>> START DATA SUPPLIED

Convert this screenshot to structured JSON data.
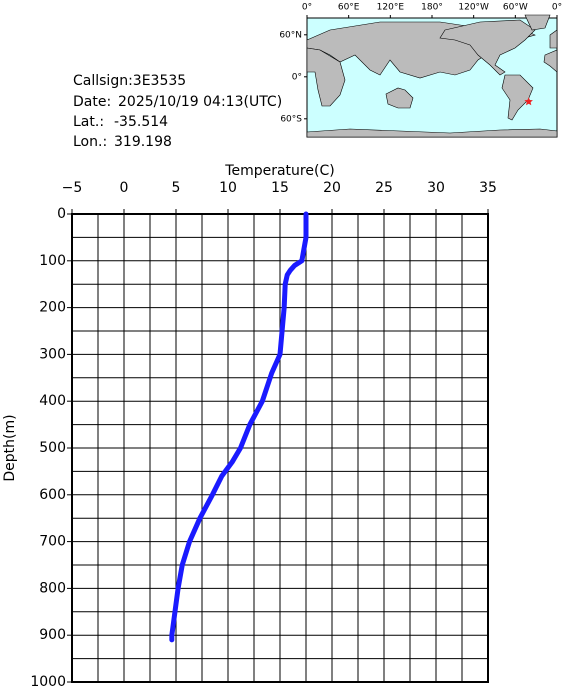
{
  "chart_data": {
    "type": "line",
    "orientation": "vertical",
    "x_label": "Depth(m)",
    "y_label": "Temperature(C)",
    "x": [
      0,
      50,
      100,
      110,
      120,
      130,
      150,
      200,
      250,
      300,
      340,
      360,
      400,
      450,
      500,
      530,
      560,
      600,
      650,
      700,
      750,
      800,
      850,
      900,
      910
    ],
    "series": [
      {
        "name": "Temperature",
        "color": "#1a1aff",
        "values": [
          17.5,
          17.5,
          17.1,
          16.4,
          16.0,
          15.7,
          15.5,
          15.4,
          15.2,
          15.0,
          14.2,
          13.9,
          13.3,
          12.1,
          11.2,
          10.4,
          9.4,
          8.5,
          7.3,
          6.3,
          5.6,
          5.2,
          4.9,
          4.6,
          4.6
        ]
      }
    ],
    "xlim": [
      0,
      1000
    ],
    "xticks": [
      0,
      100,
      200,
      300,
      400,
      500,
      600,
      700,
      800,
      900,
      1000
    ],
    "x_minor_ticks": [
      50,
      150,
      250,
      350,
      450,
      550,
      650,
      750,
      850,
      950
    ],
    "ylim": [
      -5,
      35
    ],
    "yticks": [
      {
        "value": -5,
        "label": "−5"
      },
      0,
      5,
      10,
      15,
      20,
      25,
      30,
      35
    ],
    "y_minor_ticks": [
      -2.5,
      2.5,
      7.5,
      12.5,
      17.5,
      22.5,
      27.5,
      32.5
    ],
    "grid": true
  },
  "info": {
    "callsign": "Callsign:3E3535",
    "date_label": "Date:",
    "date": "2025/10/19 04:13(UTC)",
    "lat_label": "Lat.:",
    "lat": -35.514,
    "lon_label": "Lon.:",
    "lon": 319.198
  },
  "map": {
    "lonlim": [
      0,
      360
    ],
    "latlim": [
      84,
      -86
    ],
    "marker_color": "#ee2222",
    "lonticks": [
      {
        "value": 0,
        "label": "0°"
      },
      {
        "value": 60,
        "label": "60°E"
      },
      {
        "value": 120,
        "label": "120°E"
      },
      {
        "value": 180,
        "label": "180°"
      },
      {
        "value": 240,
        "label": "120°W"
      },
      {
        "value": 300,
        "label": "60°W"
      },
      {
        "value": 360,
        "label": "0°"
      }
    ],
    "latticks": [
      {
        "value": 60,
        "label": "60°N"
      },
      {
        "value": 0,
        "label": "0°"
      },
      {
        "value": -60,
        "label": "60°S"
      }
    ]
  }
}
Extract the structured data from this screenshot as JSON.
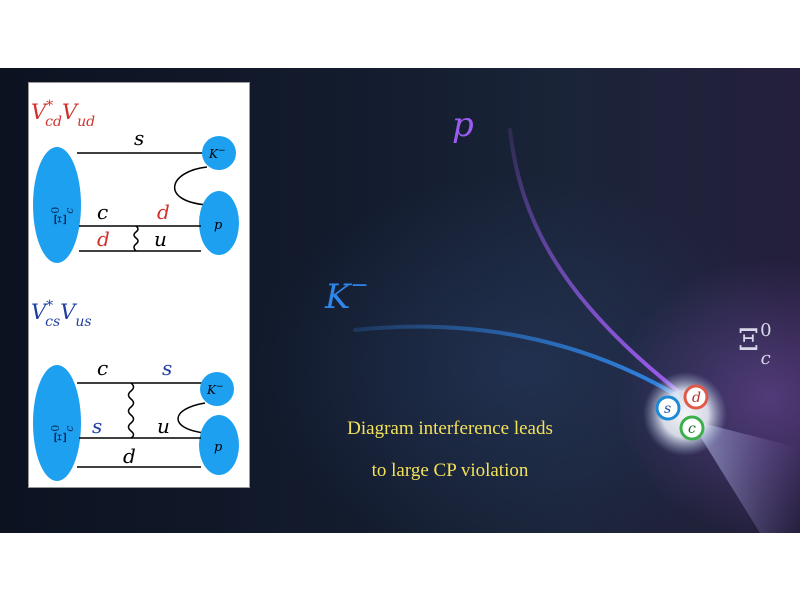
{
  "scene": {
    "particles": {
      "proton_label": "p",
      "kaon_label": "K",
      "kaon_charge": "−",
      "xi_symbol": "Ξ",
      "xi_sup": "0",
      "xi_sub": "c"
    },
    "quarks": [
      "s",
      "d",
      "c"
    ],
    "caption": {
      "line1": "Diagram interference leads",
      "line2": "to large CP violation"
    },
    "colors": {
      "proton_track": "#9b5cf0",
      "kaon_track": "#2f86e8",
      "caption_text": "#f2e15a",
      "hadron_blob": "#1ea0f0"
    }
  },
  "diagram_top": {
    "ckm": {
      "v1": "V",
      "star": "*",
      "sub1": "cd",
      "v2": "V",
      "sub2": "ud"
    },
    "labels": {
      "top_quark": "s",
      "c": "c",
      "d_right": "d",
      "d_left": "d",
      "u": "u",
      "kaon": "K",
      "kaon_charge": "−",
      "proton": "p"
    },
    "xi": {
      "symbol": "Ξ",
      "sup": "0",
      "sub": "c"
    },
    "color": "#d0312d"
  },
  "diagram_bottom": {
    "ckm": {
      "v1": "V",
      "star": "*",
      "sub1": "cs",
      "v2": "V",
      "sub2": "us"
    },
    "labels": {
      "c": "c",
      "s_right": "s",
      "s_left": "s",
      "u": "u",
      "d": "d",
      "kaon": "K",
      "kaon_charge": "−",
      "proton": "p"
    },
    "xi": {
      "symbol": "Ξ",
      "sup": "0",
      "sub": "c"
    },
    "color": "#1f3fa0"
  }
}
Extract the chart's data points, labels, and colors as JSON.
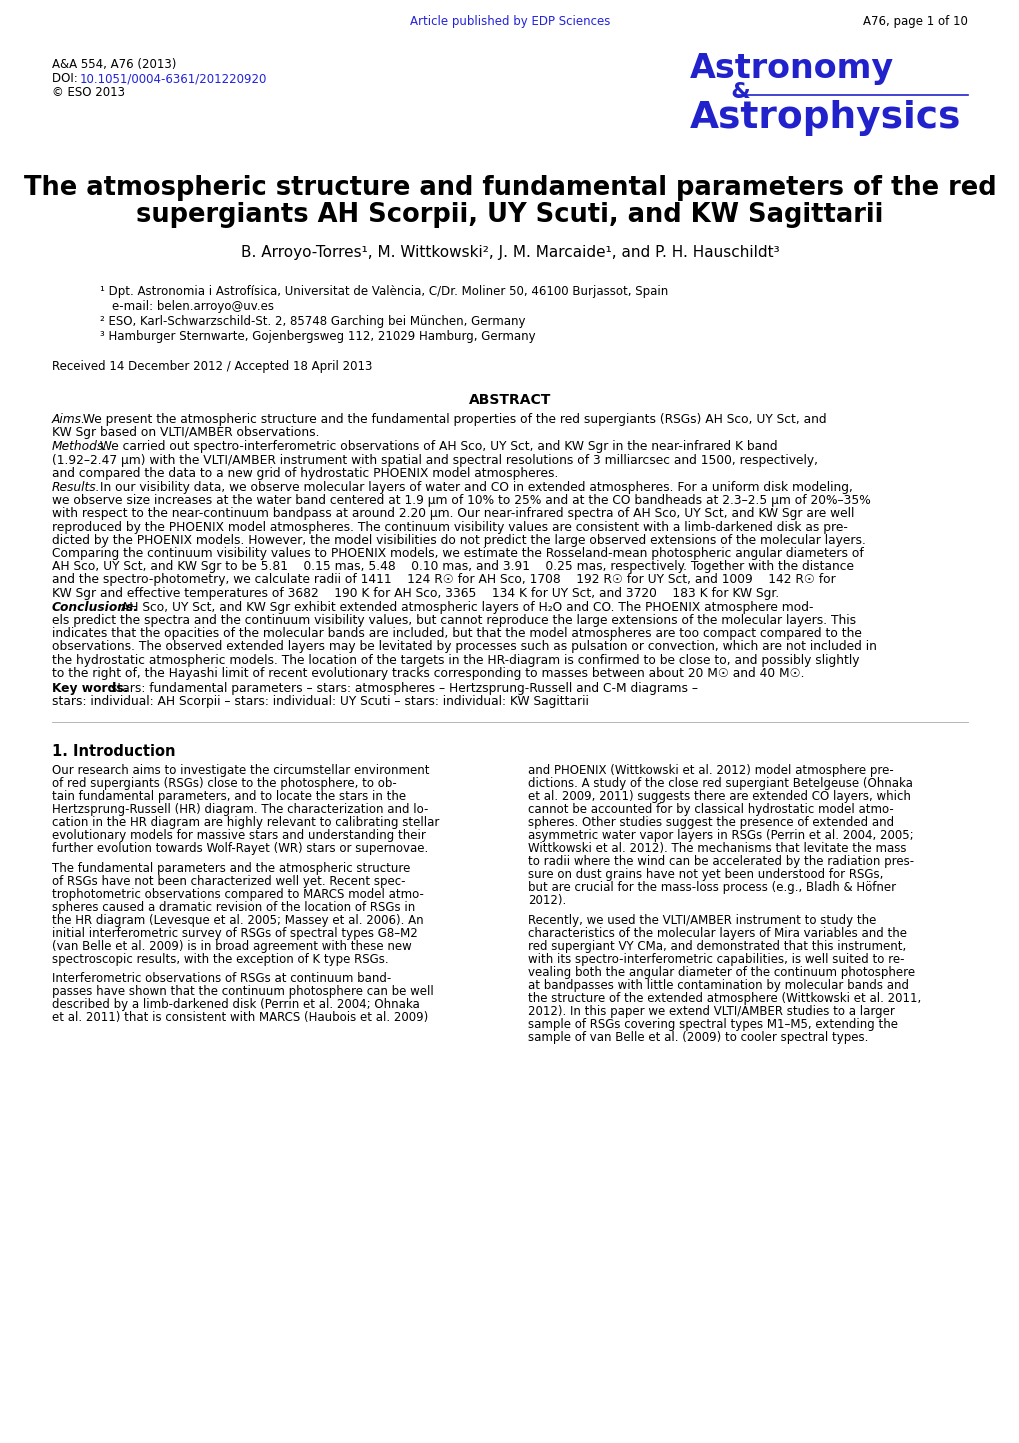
{
  "bg_color": "#ffffff",
  "header_line1": "A&A 554, A76 (2013)",
  "header_line2_prefix": "DOI: ",
  "header_line2_link": "10.1051/0004-6361/201220920",
  "header_line3": "© ESO 2013",
  "journal_line1": "Astronomy",
  "journal_amp": "   &",
  "journal_line2": "Astrophysics",
  "title_line1": "The atmospheric structure and fundamental parameters of the red",
  "title_line2": "supergiants AH Scorpii, UY Scuti, and KW Sagittarii",
  "authors_text": "B. Arroyo-Torres",
  "authors_sup1": "1",
  "authors_mid": ", M. Wittkowski",
  "authors_sup2": "2",
  "authors_mid2": ", J. M. Marcaide",
  "authors_sup3": "1",
  "authors_mid3": ", and P. H. Hauschildt",
  "authors_sup4": "3",
  "affil1_sup": "1",
  "affil1_text": " Dpt. Astronomia i Astrofísica, Universitat de València, C/Dr. Moliner 50, 46100 Burjassot, Spain",
  "affil1b": "   e-mail: belen.arroyo@uv.es",
  "affil2_sup": "2",
  "affil2_text": " ESO, Karl-Schwarzschild-St. 2, 85748 Garching bei München, Germany",
  "affil3_sup": "3",
  "affil3_text": " Hamburger Sternwarte, Gojenbergsweg 112, 21029 Hamburg, Germany",
  "received": "Received 14 December 2012 / Accepted 18 April 2013",
  "abstract_title": "ABSTRACT",
  "aims_label": "Aims.",
  "aims_body": " We present the atmospheric structure and the fundamental properties of the red supergiants (RSGs) AH Sco, UY Sct, and\nKW Sgr based on VLTI/AMBER observations.",
  "methods_label": "Methods.",
  "methods_body": " We carried out spectro-interferometric observations of AH Sco, UY Sct, and KW Sgr in the near-infrared K band\n(1.92–2.47 μm) with the VLTI/AMBER instrument with spatial and spectral resolutions of 3 milliarcsec and 1500, respectively,\nand compared the data to a new grid of hydrostatic PHOENIX model atmospheres.",
  "results_label": "Results.",
  "results_body": " In our visibility data, we observe molecular layers of water and CO in extended atmospheres. For a uniform disk modeling,\nwe observe size increases at the water band centered at 1.9 μm of 10% to 25% and at the CO bandheads at 2.3–2.5 μm of 20%–35%\nwith respect to the near-continuum bandpass at around 2.20 μm. Our near-infrared spectra of AH Sco, UY Sct, and KW Sgr are well\nreproduced by the PHOENIX model atmospheres. The continuum visibility values are consistent with a limb-darkened disk as pre-\ndicted by the PHOENIX models. However, the model visibilities do not predict the large observed extensions of the molecular layers.\nComparing the continuum visibility values to PHOENIX models, we estimate the Rosseland-mean photospheric angular diameters of\nAH Sco, UY Sct, and KW Sgr to be 5.81    0.15 mas, 5.48    0.10 mas, and 3.91    0.25 mas, respectively. Together with the distance\nand the spectro-photometry, we calculate radii of 1411    124 R☉ for AH Sco, 1708    192 R☉ for UY Sct, and 1009    142 R☉ for\nKW Sgr and effective temperatures of 3682    190 K for AH Sco, 3365    134 K for UY Sct, and 3720    183 K for KW Sgr.",
  "concl_label": "Conclusions.",
  "concl_body": " AH Sco, UY Sct, and KW Sgr exhibit extended atmospheric layers of H₂O and CO. The PHOENIX atmosphere mod-\nels predict the spectra and the continuum visibility values, but cannot reproduce the large extensions of the molecular layers. This\nindicates that the opacities of the molecular bands are included, but that the model atmospheres are too compact compared to the\nobservations. The observed extended layers may be levitated by processes such as pulsation or convection, which are not included in\nthe hydrostatic atmospheric models. The location of the targets in the HR-diagram is confirmed to be close to, and possibly slightly\nto the right of, the Hayashi limit of recent evolutionary tracks corresponding to masses between about 20 M☉ and 40 M☉.",
  "kw_label": "Key words.",
  "kw_body": " stars: fundamental parameters – stars: atmospheres – Hertzsprung-Russell and C-M diagrams –\nstars: individual: AH Scorpii – stars: individual: UY Scuti – stars: individual: KW Sagittarii",
  "intro_title": "1. Introduction",
  "intro_col1_lines": [
    "Our research aims to investigate the circumstellar environment",
    "of red supergiants (RSGs) close to the photosphere, to ob-",
    "tain fundamental parameters, and to locate the stars in the",
    "Hertzsprung-Russell (HR) diagram. The characterization and lo-",
    "cation in the HR diagram are highly relevant to calibrating stellar",
    "evolutionary models for massive stars and understanding their",
    "further evolution towards Wolf-Rayet (WR) stars or supernovae.",
    "",
    "The fundamental parameters and the atmospheric structure",
    "of RSGs have not been characterized well yet. Recent spec-",
    "trophotometric observations compared to MARCS model atmo-",
    "spheres caused a dramatic revision of the location of RSGs in",
    "the HR diagram (Levesque et al. 2005; Massey et al. 2006). An",
    "initial interferometric survey of RSGs of spectral types G8–M2",
    "(van Belle et al. 2009) is in broad agreement with these new",
    "spectroscopic results, with the exception of K type RSGs.",
    "",
    "Interferometric observations of RSGs at continuum band-",
    "passes have shown that the continuum photosphere can be well",
    "described by a limb-darkened disk (Perrin et al. 2004; Ohnaka",
    "et al. 2011) that is consistent with MARCS (Haubois et al. 2009)"
  ],
  "intro_col2_lines": [
    "and PHOENIX (Wittkowski et al. 2012) model atmosphere pre-",
    "dictions. A study of the close red supergiant Betelgeuse (Ohnaka",
    "et al. 2009, 2011) suggests there are extended CO layers, which",
    "cannot be accounted for by classical hydrostatic model atmo-",
    "spheres. Other studies suggest the presence of extended and",
    "asymmetric water vapor layers in RSGs (Perrin et al. 2004, 2005;",
    "Wittkowski et al. 2012). The mechanisms that levitate the mass",
    "to radii where the wind can be accelerated by the radiation pres-",
    "sure on dust grains have not yet been understood for RSGs,",
    "but are crucial for the mass-loss process (e.g., Bladh & Höfner",
    "2012).",
    "",
    "Recently, we used the VLTI/AMBER instrument to study the",
    "characteristics of the molecular layers of Mira variables and the",
    "red supergiant VY CMa, and demonstrated that this instrument,",
    "with its spectro-interferometric capabilities, is well suited to re-",
    "vealing both the angular diameter of the continuum photosphere",
    "at bandpasses with little contamination by molecular bands and",
    "the structure of the extended atmosphere (Wittkowski et al. 2011,",
    "2012). In this paper we extend VLTI/AMBER studies to a larger",
    "sample of RSGs covering spectral types M1–M5, extending the",
    "sample of van Belle et al. (2009) to cooler spectral types."
  ],
  "footer_link": "Article published by EDP Sciences",
  "footer_right": "A76, page 1 of 10",
  "blue": "#2222cc",
  "link_blue": "#2222dd",
  "black": "#000000",
  "gray": "#555555"
}
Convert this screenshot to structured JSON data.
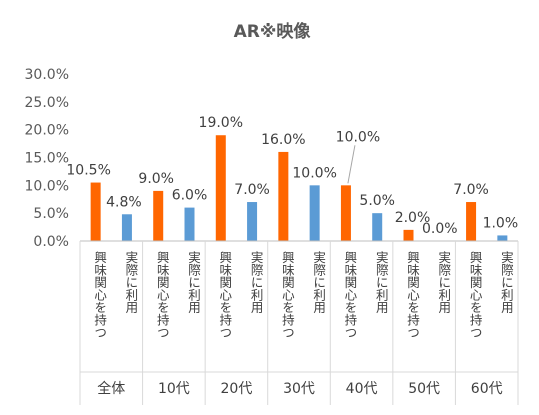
{
  "chart_data": {
    "type": "bar",
    "title": "AR※映像",
    "yticks": [
      "0.0%",
      "5.0%",
      "10.0%",
      "15.0%",
      "20.0%",
      "25.0%",
      "30.0%"
    ],
    "ylim": [
      0,
      30
    ],
    "grid": false,
    "legend": "none",
    "series_labels": [
      "興味関心を持つ",
      "実際に利用"
    ],
    "groups": [
      "全体",
      "10代",
      "20代",
      "30代",
      "40代",
      "50代",
      "60代"
    ],
    "series": [
      {
        "values": [
          10.5,
          9.0,
          19.0,
          16.0,
          10.0,
          2.0,
          7.0
        ],
        "labels": [
          "10.5%",
          "9.0%",
          "19.0%",
          "16.0%",
          "10.0%",
          "2.0%",
          "7.0%"
        ],
        "color": "#FF6600"
      },
      {
        "values": [
          4.8,
          6.0,
          7.0,
          10.0,
          5.0,
          0.0,
          1.0
        ],
        "labels": [
          "4.8%",
          "6.0%",
          "7.0%",
          "10.0%",
          "5.0%",
          "0.0%",
          "1.0%"
        ],
        "color": "#5B9BD5"
      }
    ]
  }
}
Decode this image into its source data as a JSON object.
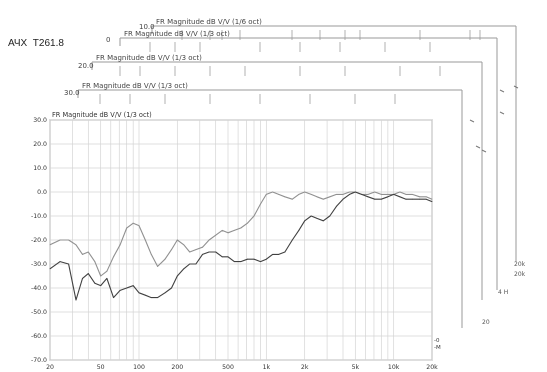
{
  "heading": "АЧХ  T261.8",
  "back_panels": [
    {
      "title": "FR Magnitude dB V/V (1/6 oct)",
      "top_label": "10.0"
    },
    {
      "title": "FR Magnitude dB V/V (1/3 oct)",
      "top_label": "0"
    },
    {
      "title": "FR Magnitude dB V/V (1/3 oct)",
      "top_label": "20.0"
    },
    {
      "title": "FR Magnitude dB V/V (1/3 oct)",
      "top_label": "30.0"
    }
  ],
  "back_right_labels": [
    "20k",
    "20",
    "4 H",
    "20k",
    "-0",
    "-M"
  ],
  "chart_data": {
    "type": "line",
    "title": "FR Magnitude dB V/V (1/3 oct)",
    "xscale": "log",
    "xlim": [
      20,
      20000
    ],
    "ylim": [
      -70,
      30
    ],
    "yticks": [
      30,
      20,
      10,
      0,
      -10,
      -20,
      -30,
      -40,
      -50,
      -60,
      -70
    ],
    "ytick_labels": [
      "30.0",
      "20.0",
      "10.0",
      "0.0",
      "-10.0",
      "-20.0",
      "-30.0",
      "-40.0",
      "-50.0",
      "-60.0",
      "-70.0"
    ],
    "xticks": [
      20,
      50,
      100,
      200,
      500,
      1000,
      2000,
      5000,
      10000,
      20000
    ],
    "xtick_labels": [
      "20",
      "50",
      "100",
      "200",
      "500",
      "1k",
      "2k",
      "5k",
      "10k",
      "20k"
    ],
    "grid": true,
    "legend": "bottom-right",
    "legend_entries": [
      "-0",
      "-M"
    ],
    "series": [
      {
        "color": "#909090",
        "x": [
          20,
          24,
          28,
          32,
          36,
          40,
          45,
          50,
          56,
          63,
          71,
          80,
          90,
          100,
          112,
          125,
          140,
          160,
          180,
          200,
          225,
          250,
          280,
          315,
          355,
          400,
          450,
          500,
          560,
          630,
          710,
          800,
          900,
          1000,
          1120,
          1250,
          1400,
          1600,
          1800,
          2000,
          2250,
          2500,
          2800,
          3150,
          3550,
          4000,
          4500,
          5000,
          5600,
          6300,
          7100,
          8000,
          9000,
          10000,
          11200,
          12500,
          14000,
          16000,
          18000,
          20000
        ],
        "y": [
          -22,
          -20,
          -20,
          -22,
          -26,
          -25,
          -29,
          -35,
          -33,
          -27,
          -22,
          -15,
          -13,
          -14,
          -20,
          -26,
          -31,
          -28,
          -24,
          -20,
          -22,
          -25,
          -24,
          -23,
          -20,
          -18,
          -16,
          -17,
          -16,
          -15,
          -13,
          -10,
          -5,
          -1,
          0,
          -1,
          -2,
          -3,
          -1,
          0,
          -1,
          -2,
          -3,
          -2,
          -1,
          -1,
          0,
          0,
          -1,
          -1,
          0,
          -1,
          -1,
          -1,
          0,
          -1,
          -1,
          -2,
          -2,
          -3
        ]
      },
      {
        "color": "#404040",
        "x": [
          20,
          24,
          28,
          32,
          36,
          40,
          45,
          50,
          56,
          63,
          71,
          80,
          90,
          100,
          112,
          125,
          140,
          160,
          180,
          200,
          225,
          250,
          280,
          315,
          355,
          400,
          450,
          500,
          560,
          630,
          710,
          800,
          900,
          1000,
          1120,
          1250,
          1400,
          1600,
          1800,
          2000,
          2250,
          2500,
          2800,
          3150,
          3550,
          4000,
          4500,
          5000,
          5600,
          6300,
          7100,
          8000,
          9000,
          10000,
          11200,
          12500,
          14000,
          16000,
          18000,
          20000
        ],
        "y": [
          -32,
          -29,
          -30,
          -45,
          -36,
          -34,
          -38,
          -39,
          -36,
          -44,
          -41,
          -40,
          -39,
          -42,
          -43,
          -44,
          -44,
          -42,
          -40,
          -35,
          -32,
          -30,
          -30,
          -26,
          -25,
          -25,
          -27,
          -27,
          -29,
          -29,
          -28,
          -28,
          -29,
          -28,
          -26,
          -26,
          -25,
          -20,
          -16,
          -12,
          -10,
          -11,
          -12,
          -10,
          -6,
          -3,
          -1,
          0,
          -1,
          -2,
          -3,
          -3,
          -2,
          -1,
          -2,
          -3,
          -3,
          -3,
          -3,
          -4
        ]
      }
    ]
  }
}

>> END DATA SUPPLIED

AIM OF THE TASK | Above are several records. Count the lines among them that contain "Hertzsprung" and give only the total.

RESPONSE BELOW | 2